* [Stated exercise] Return all lines in the material below that contain "جمهور".

* [Data excerpts]
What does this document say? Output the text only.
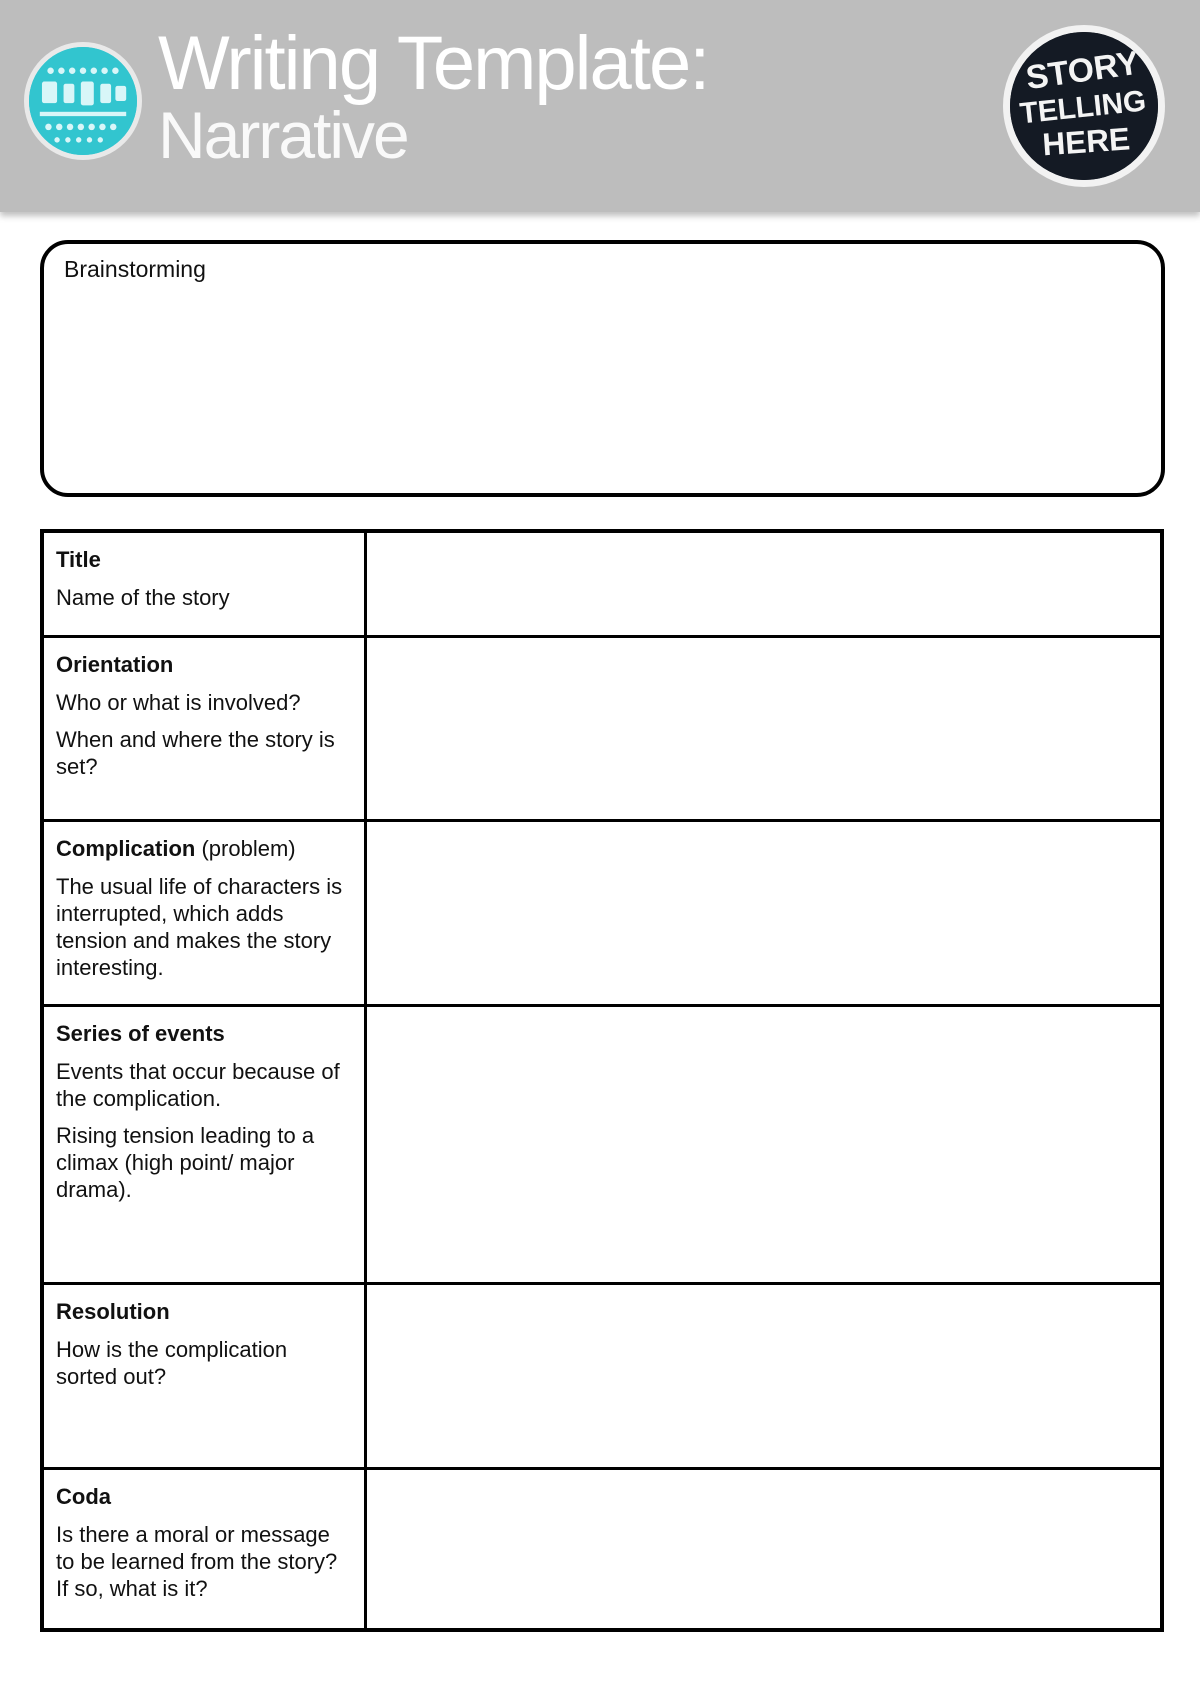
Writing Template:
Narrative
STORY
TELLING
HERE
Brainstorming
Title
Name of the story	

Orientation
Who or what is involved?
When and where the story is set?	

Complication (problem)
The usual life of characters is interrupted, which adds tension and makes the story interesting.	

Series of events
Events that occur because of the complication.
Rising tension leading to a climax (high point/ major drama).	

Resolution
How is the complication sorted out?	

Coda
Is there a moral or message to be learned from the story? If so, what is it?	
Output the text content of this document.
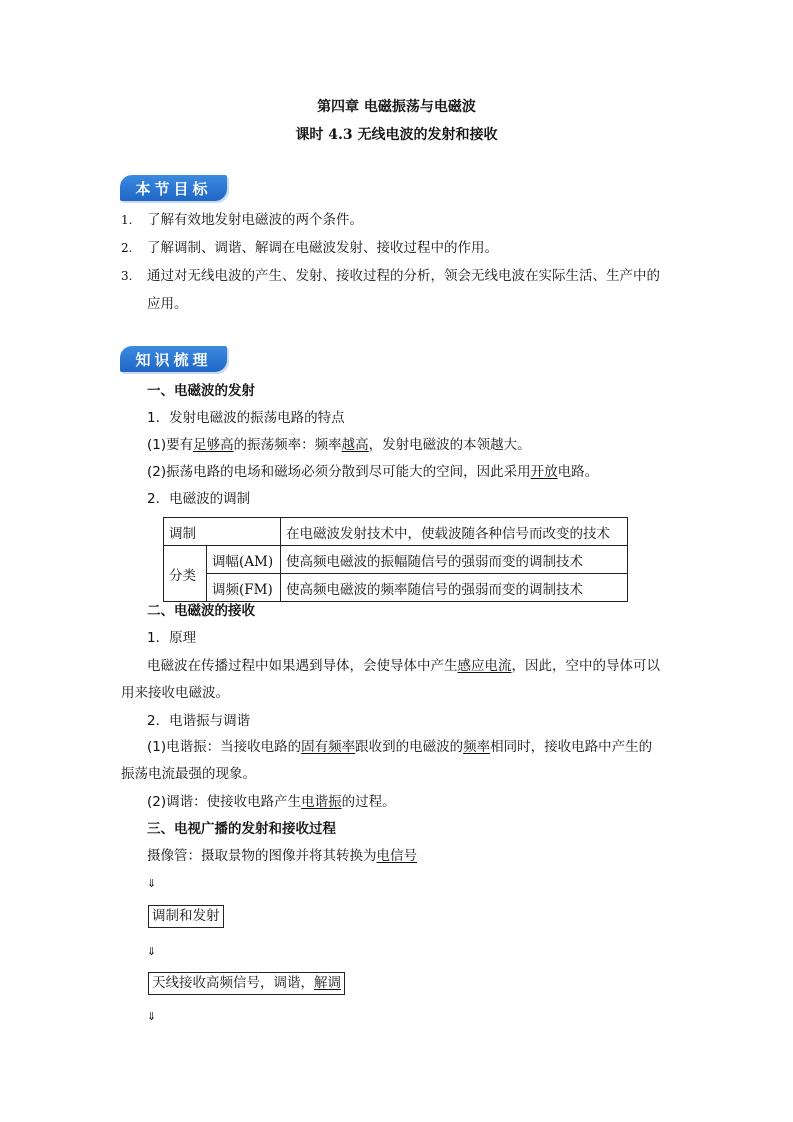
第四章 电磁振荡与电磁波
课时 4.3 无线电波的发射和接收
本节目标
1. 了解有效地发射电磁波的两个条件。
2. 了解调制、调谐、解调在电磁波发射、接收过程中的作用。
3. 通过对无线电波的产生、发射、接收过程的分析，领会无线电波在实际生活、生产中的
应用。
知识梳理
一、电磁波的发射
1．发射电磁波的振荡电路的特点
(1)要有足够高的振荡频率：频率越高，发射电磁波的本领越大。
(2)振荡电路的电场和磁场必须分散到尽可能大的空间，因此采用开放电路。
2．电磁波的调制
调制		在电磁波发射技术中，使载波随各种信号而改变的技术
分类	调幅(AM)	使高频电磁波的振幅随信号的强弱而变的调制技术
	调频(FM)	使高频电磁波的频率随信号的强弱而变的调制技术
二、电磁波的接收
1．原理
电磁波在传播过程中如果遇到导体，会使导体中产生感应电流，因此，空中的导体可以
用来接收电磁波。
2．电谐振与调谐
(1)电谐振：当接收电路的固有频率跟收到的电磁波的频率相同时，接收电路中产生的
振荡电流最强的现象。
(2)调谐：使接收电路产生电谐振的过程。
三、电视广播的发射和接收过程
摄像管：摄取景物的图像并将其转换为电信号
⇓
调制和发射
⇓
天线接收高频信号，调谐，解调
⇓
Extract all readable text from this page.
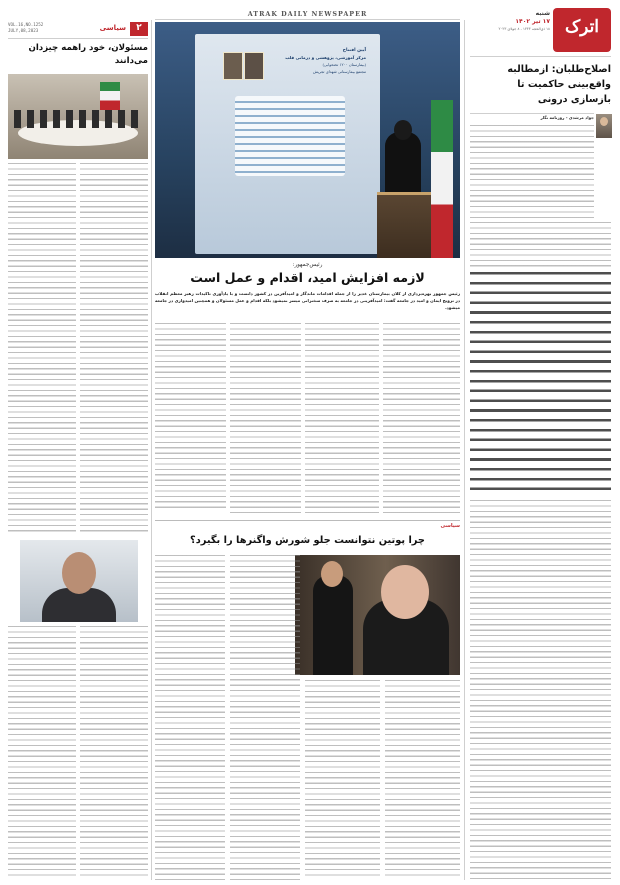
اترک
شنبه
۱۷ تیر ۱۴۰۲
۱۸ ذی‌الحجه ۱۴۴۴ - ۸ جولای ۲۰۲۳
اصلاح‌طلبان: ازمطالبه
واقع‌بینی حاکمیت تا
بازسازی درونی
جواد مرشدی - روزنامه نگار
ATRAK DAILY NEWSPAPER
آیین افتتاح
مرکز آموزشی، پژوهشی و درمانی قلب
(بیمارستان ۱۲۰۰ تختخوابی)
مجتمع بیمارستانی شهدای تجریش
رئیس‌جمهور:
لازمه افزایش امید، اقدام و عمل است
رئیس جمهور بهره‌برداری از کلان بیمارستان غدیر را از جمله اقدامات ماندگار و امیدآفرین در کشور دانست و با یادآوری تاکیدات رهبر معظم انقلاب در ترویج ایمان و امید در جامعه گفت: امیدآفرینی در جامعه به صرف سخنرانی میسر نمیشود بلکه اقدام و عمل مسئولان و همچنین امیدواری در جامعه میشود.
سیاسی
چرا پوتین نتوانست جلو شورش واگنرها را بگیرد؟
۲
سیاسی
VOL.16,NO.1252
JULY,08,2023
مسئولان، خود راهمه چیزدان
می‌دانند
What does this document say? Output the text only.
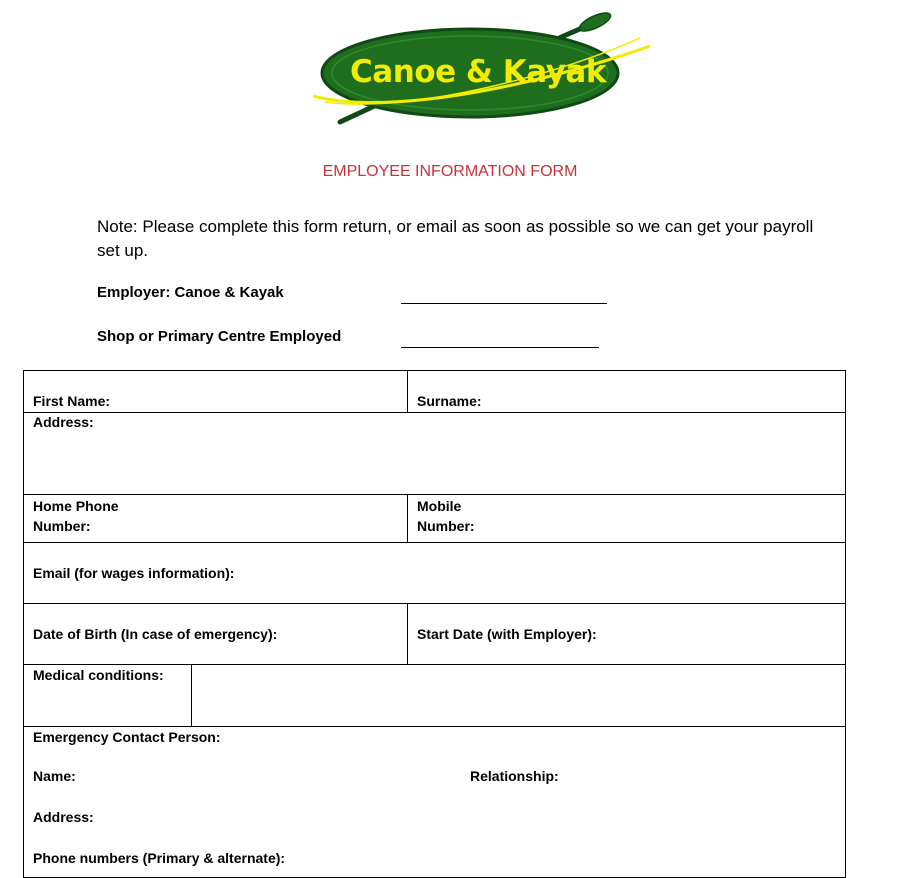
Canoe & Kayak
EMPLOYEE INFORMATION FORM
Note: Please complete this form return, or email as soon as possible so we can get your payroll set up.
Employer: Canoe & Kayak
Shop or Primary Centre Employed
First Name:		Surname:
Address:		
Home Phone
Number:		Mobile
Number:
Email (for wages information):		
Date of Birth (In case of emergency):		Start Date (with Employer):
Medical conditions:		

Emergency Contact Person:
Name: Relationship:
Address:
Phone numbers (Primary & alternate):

* [Response to this exercise]
رئیس‌جمهور:
رئیس جمهور بهره‌برداری از کلان بیمارستان غدیر را از جمله اقدامات ماندگار و امیدآفرین در کشور دانست و با یادآوری تاکیدات رهبر معظم انقلاب در ترویج ایمان و امید در جامعه گفت: امیدآفرینی در جامعه به صرف سخنرانی میسر نمیشود بلکه اقدام و عمل مسئولان و همچنین امیدواری در جامعه میشود.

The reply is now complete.